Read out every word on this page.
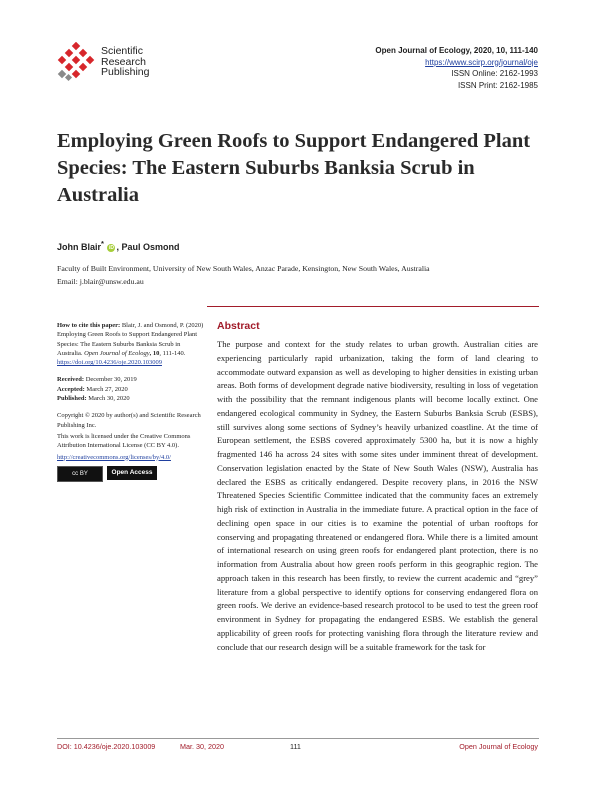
Scientific
Research
Publishing
Open Journal of Ecology, 2020, 10, 111-140
https://www.scirp.org/journal/oje
ISSN Online: 2162-1993
ISSN Print: 2162-1985
Employing Green Roofs to Support Endangered Plant Species: The Eastern Suburbs Banksia Scrub in Australia
John Blair* iD , Paul Osmond
Faculty of Built Environment, University of New South Wales, Anzac Parade, Kensington, New South Wales, Australia
Email: j.blair@unsw.edu.au

How to cite this paper: Blair, J. and Osmond, P. (2020) Employing Green Roofs to Support Endangered Plant Species: The Eastern Suburbs Banksia Scrub in Australia. Open Journal of Ecology, 10, 111-140.
https://doi.org/10.4236/oje.2020.103009

Received: December 30, 2019
Accepted: March 27, 2020
Published: March 30, 2020

Copyright © 2020 by author(s) and Scientific Research Publishing Inc.

This work is licensed under the Creative Commons Attribution International License (CC BY 4.0).

http://creativecommons.org/licenses/by/4.0/

cc BY	Open Access
Abstract

The purpose and context for the study relates to urban growth. Australian cities are experiencing particularly rapid urbanization, taking the form of land clearing to accommodate outward expansion as well as developing to higher densities in existing urban areas. Both forms of development degrade native biodiversity, resulting in loss of vegetation with the possibility that the remnant indigenous plants will become locally extinct. One endangered ecological community in Sydney, the Eastern Suburbs Banksia Scrub (ESBS), still survives along some sections of Sydney’s heavily urbanized coastline. At the time of European settlement, the ESBS covered approximately 5300 ha, but it is now a highly fragmented 146 ha across 24 sites with some sites under imminent threat of development. Conservation legislation enacted by the State of New South Wales (NSW), Australia has declared the ESBS as critically endangered. Despite recovery plans, in 2016 the NSW Threatened Species Scientific Committee indicated that the community faces an extremely high risk of extinction in Australia in the immediate future. A practical option in the face of declining open space in our cities is to examine the potential of urban rooftops for conserving and propagating threatened or endangered flora. While there is a limited amount of international research on using green roofs for endangered plant protection, there is no information from Australia about how green roofs perform in this geographic region. The approach taken in this research has been firstly, to review the current academic and “grey” literature from a global perspective to identify options for conserving endangered flora on green roofs. We derive an evidence-based research protocol to be used to test the green roof environment in Sydney for propagating the endangered ESBS. We establish the general applicability of green roofs for protecting vanishing flora through the literature review and conclude that our research design will be a suitable framework for the task for

DOI: 10.4236/oje.2020.103009	Mar. 30, 2020	111	Open Journal of Ecology
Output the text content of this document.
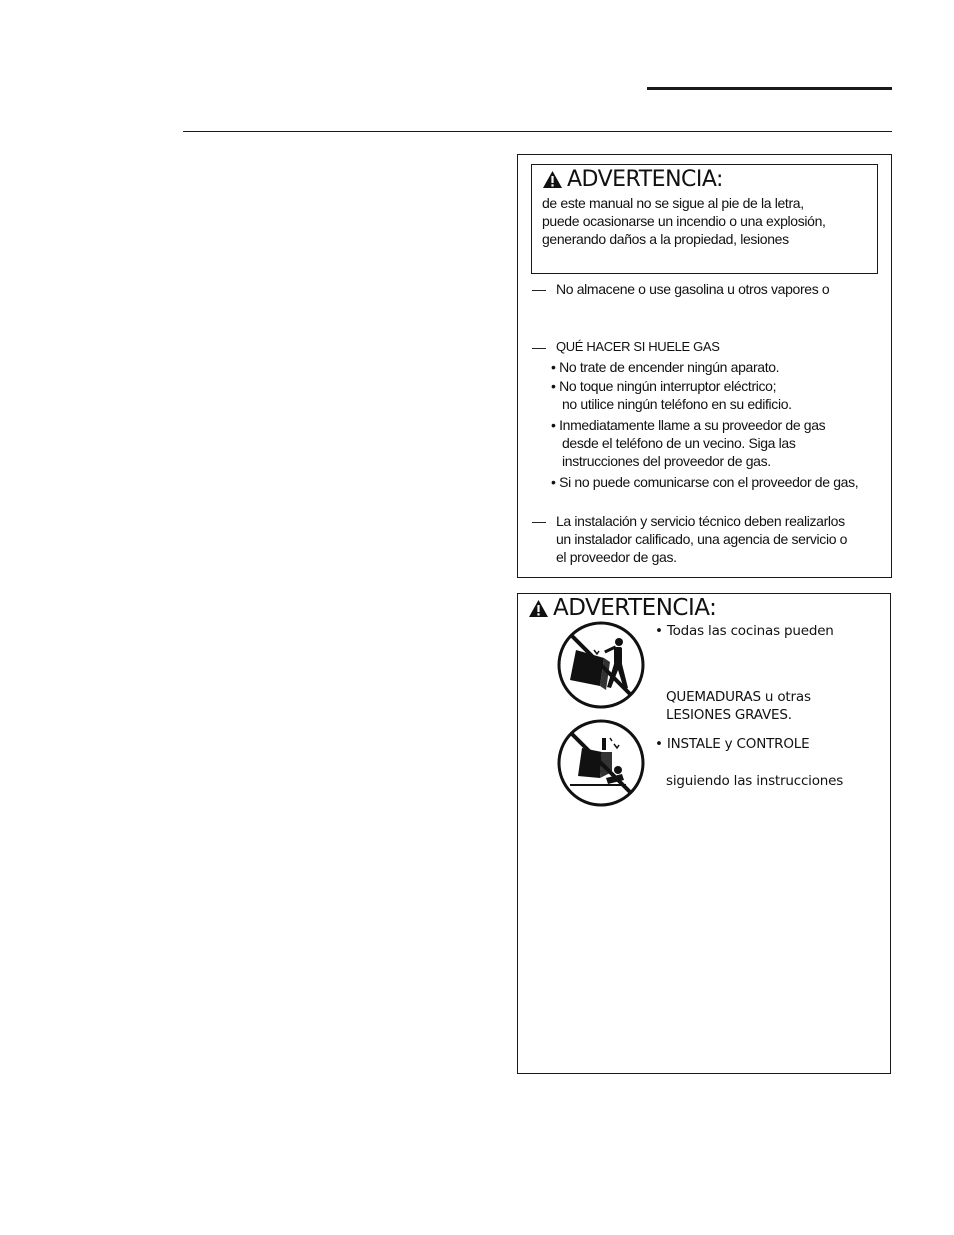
ADVERTENCIA:
de este manual no se sigue al pie de la letra,
puede ocasionarse un incendio o una explosión,
generando daños a la propiedad, lesiones
— No almacene o use gasolina u otros vapores o
— QUÉ HACER SI HUELE GAS
• No trate de encender ningún aparato.
• No toque ningún interruptor eléctrico;
no utilice ningún teléfono en su edificio.
• Inmediatamente llame a su proveedor de gas
desde el teléfono de un vecino. Siga las
instrucciones del proveedor de gas.
• Si no puede comunicarse con el proveedor de gas,
— La instalación y servicio técnico deben realizarlos
un instalador calificado, una agencia de servicio o
el proveedor de gas.
ADVERTENCIA:
• Todas las cocinas pueden
QUEMADURAS u otras
LESIONES GRAVES.
• INSTALE y CONTROLE
siguiendo las instrucciones
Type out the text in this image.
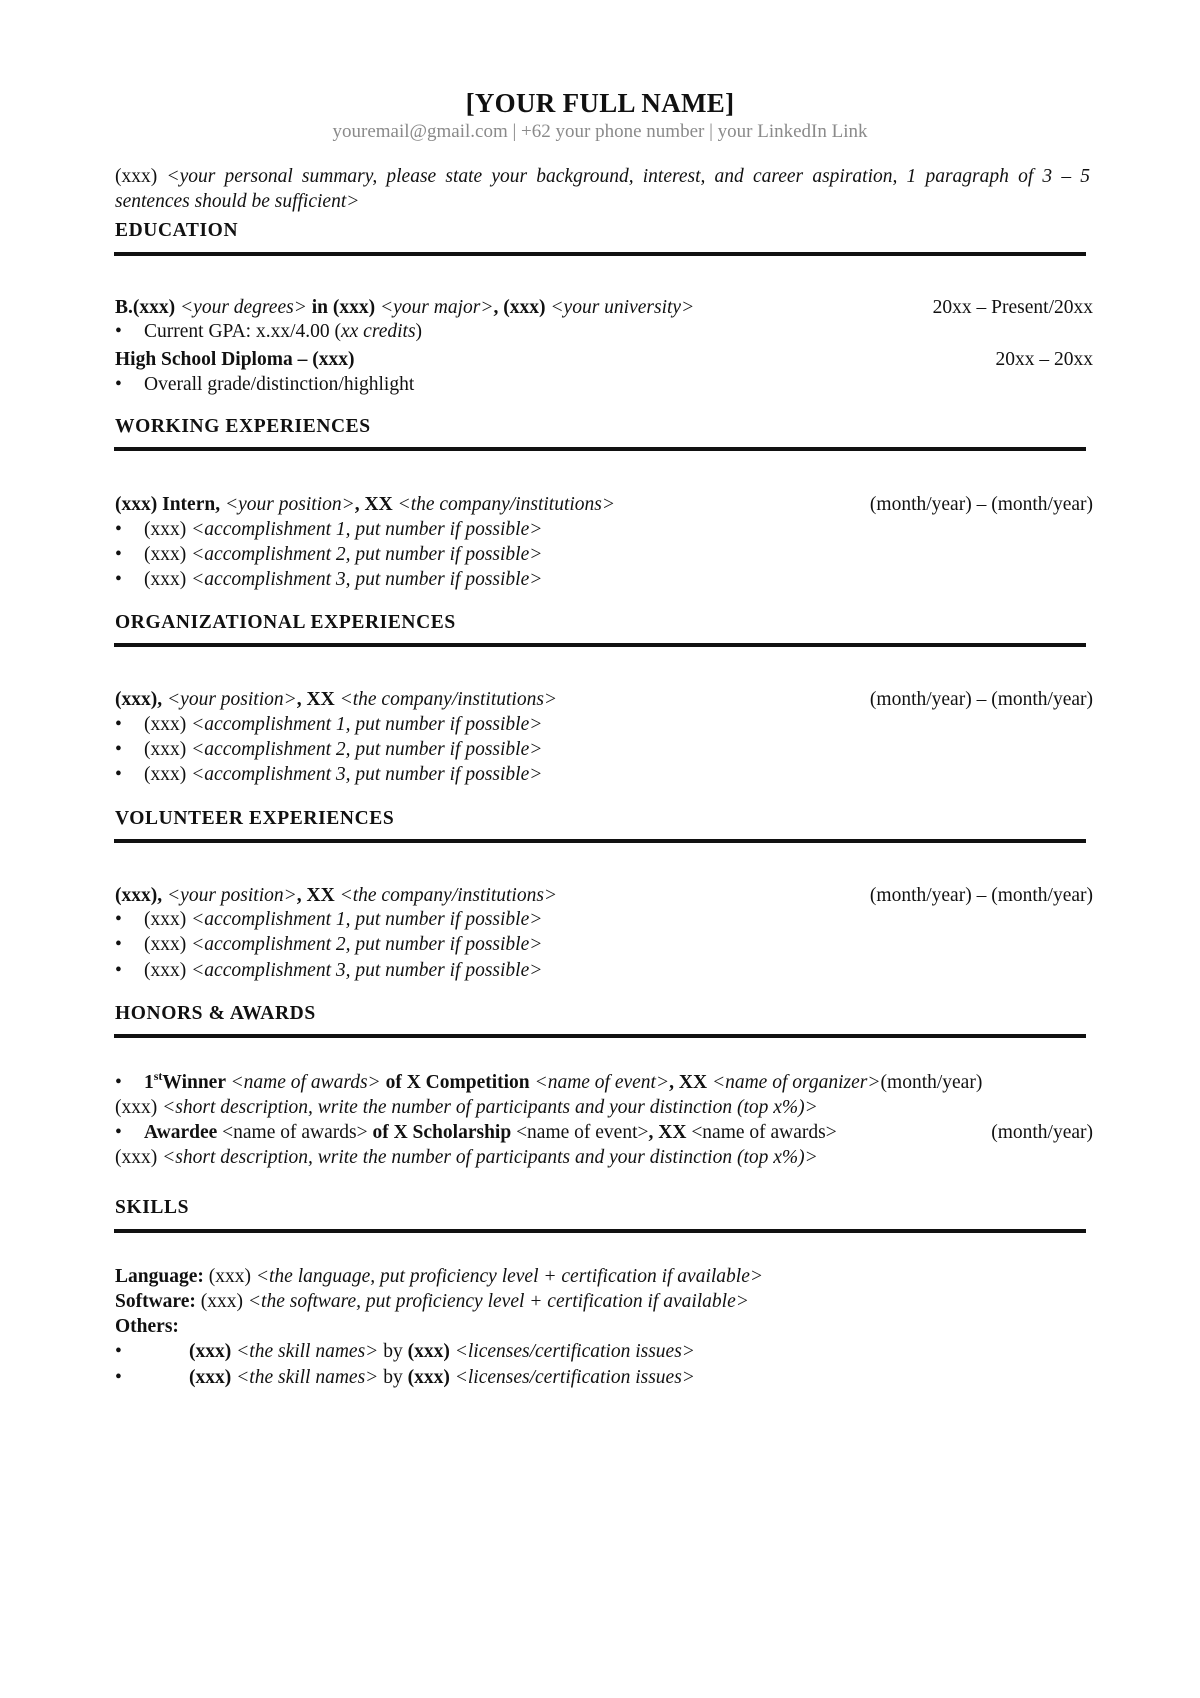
[YOUR FULL NAME]
youremail@gmail.com | +62 your phone number | your LinkedIn Link
(xxx) <your personal summary, please state your background, interest, and career aspiration, 1 paragraph of 3 – 5 sentences should be sufficient>
EDUCATION
B.(xxx) <your degrees> in (xxx) <your major>, (xxx) <your university>	20xx – Present/20xx
• Current GPA: x.xx/4.00 (xx credits)
High School Diploma – (xxx)	20xx – 20xx
• Overall grade/distinction/highlight
WORKING EXPERIENCES
(xxx) Intern, <your position>, XX <the company/institutions>	(month/year) – (month/year)
• (xxx) <accomplishment 1, put number if possible>
• (xxx) <accomplishment 2, put number if possible>
• (xxx) <accomplishment 3, put number if possible>
ORGANIZATIONAL EXPERIENCES
(xxx), <your position>, XX <the company/institutions>	(month/year) – (month/year)
• (xxx) <accomplishment 1, put number if possible>
• (xxx) <accomplishment 2, put number if possible>
• (xxx) <accomplishment 3, put number if possible>
VOLUNTEER EXPERIENCES
(xxx), <your position>, XX <the company/institutions>	(month/year) – (month/year)
• (xxx) <accomplishment 1, put number if possible>
• (xxx) <accomplishment 2, put number if possible>
• (xxx) <accomplishment 3, put number if possible>
HONORS & AWARDS
• 1stWinner <name of awards> of X Competition <name of event>, XX <name of organizer>(month/year)
(xxx) <short description, write the number of participants and your distinction (top x%)>
• Awardee <name of awards> of X Scholarship <name of event>, XX <name of awards>	(month/year)
(xxx) <short description, write the number of participants and your distinction (top x%)>
SKILLS
Language: (xxx) <the language, put proficiency level + certification if available>
Software: (xxx) <the software, put proficiency level + certification if available>
Others:
•	(xxx) <the skill names> by (xxx) <licenses/certification issues>
•	(xxx) <the skill names> by (xxx) <licenses/certification issues>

-- -- --

What is required. Look through the data above. Each line containing the word "teléfono" needs to be copied.

Answer to this problem.
no utilice ningún teléfono en su edificio.
desde el teléfono de un vecino. Siga las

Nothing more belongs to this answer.